■ **EXTRACTED RECORDS**:

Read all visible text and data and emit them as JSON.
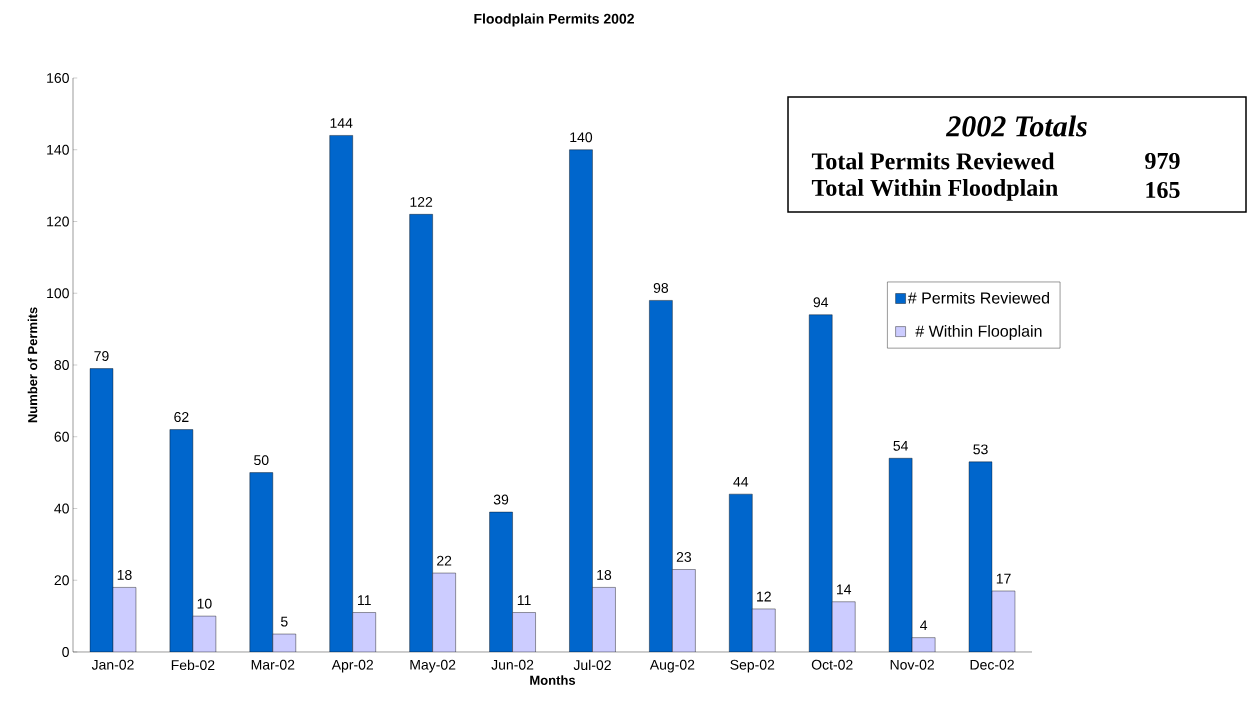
{
  "chart_data": {
    "type": "bar",
    "title": "Floodplain Permits 2002",
    "xlabel": "Months",
    "ylabel": "Number of Permits",
    "categories": [
      "Jan-02",
      "Feb-02",
      "Mar-02",
      "Apr-02",
      "May-02",
      "Jun-02",
      "Jul-02",
      "Aug-02",
      "Sep-02",
      "Oct-02",
      "Nov-02",
      "Dec-02"
    ],
    "series": [
      {
        "name": "# Permits Reviewed",
        "color": "#0066cc",
        "values": [
          79,
          62,
          50,
          144,
          122,
          39,
          140,
          98,
          44,
          94,
          54,
          53
        ]
      },
      {
        "name": "# Within Flooplain",
        "color": "#ccccff",
        "values": [
          18,
          10,
          5,
          11,
          22,
          11,
          18,
          23,
          12,
          14,
          4,
          17
        ]
      }
    ],
    "ylim": [
      0,
      160
    ],
    "yticks": [
      0,
      20,
      40,
      60,
      80,
      100,
      120,
      140,
      160
    ],
    "data_labels": true,
    "grid": false,
    "legend": "right",
    "annotations": [
      "2002 Totals",
      "Total Permits Reviewed",
      "979",
      "Total Within Floodplain",
      "165"
    ]
  }
}
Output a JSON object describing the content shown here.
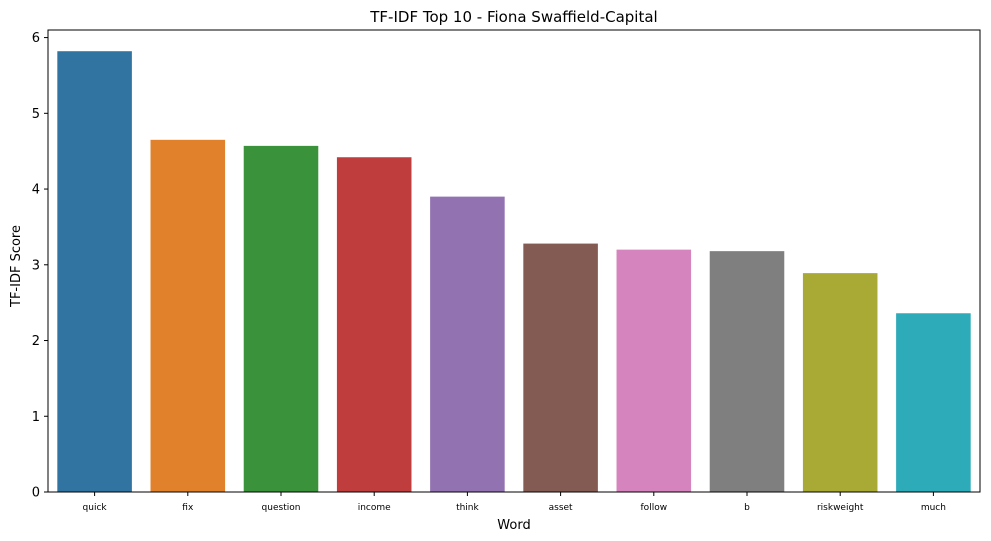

■ **EXERCISE GOAL**:
Omit the pictures, then quote the rest of the material above exactly.

■ **RESULT OF THIS EXERCISE**:
Read all visible text and data and emit them as JSON.
{
  "chart_data": {
    "type": "bar",
    "title": "Floodplain Permits 2002",
    "xlabel": "Months",
    "ylabel": "Number of Permits",
    "categories": [
      "Jan-02",
      "Feb-02",
      "Mar-02",
      "Apr-02",
      "May-02",
      "Jun-02",
      "Jul-02",
      "Aug-02",
      "Sep-02",
      "Oct-02",
      "Nov-02",
      "Dec-02"
    ],
    "series": [
      {
        "name": "# Permits Reviewed",
        "color": "#0066cc",
        "values": [
          79,
          62,
          50,
          144,
          122,
          39,
          140,
          98,
          44,
          94,
          54,
          53
        ]
      },
      {
        "name": "# Within Flooplain",
        "color": "#ccccff",
        "values": [
          18,
          10,
          5,
          11,
          22,
          11,
          18,
          23,
          12,
          14,
          4,
          17
        ]
      }
    ],
    "ylim": [
      0,
      160
    ],
    "yticks": [
      0,
      20,
      40,
      60,
      80,
      100,
      120,
      140,
      160
    ],
    "data_labels": true,
    "grid": false,
    "legend": "right",
    "annotations": [
      "2002 Totals",
      "Total Permits Reviewed",
      "979",
      "Total Within Floodplain",
      "165"
    ]
  }
}
Output a JSON object describing the content shown here.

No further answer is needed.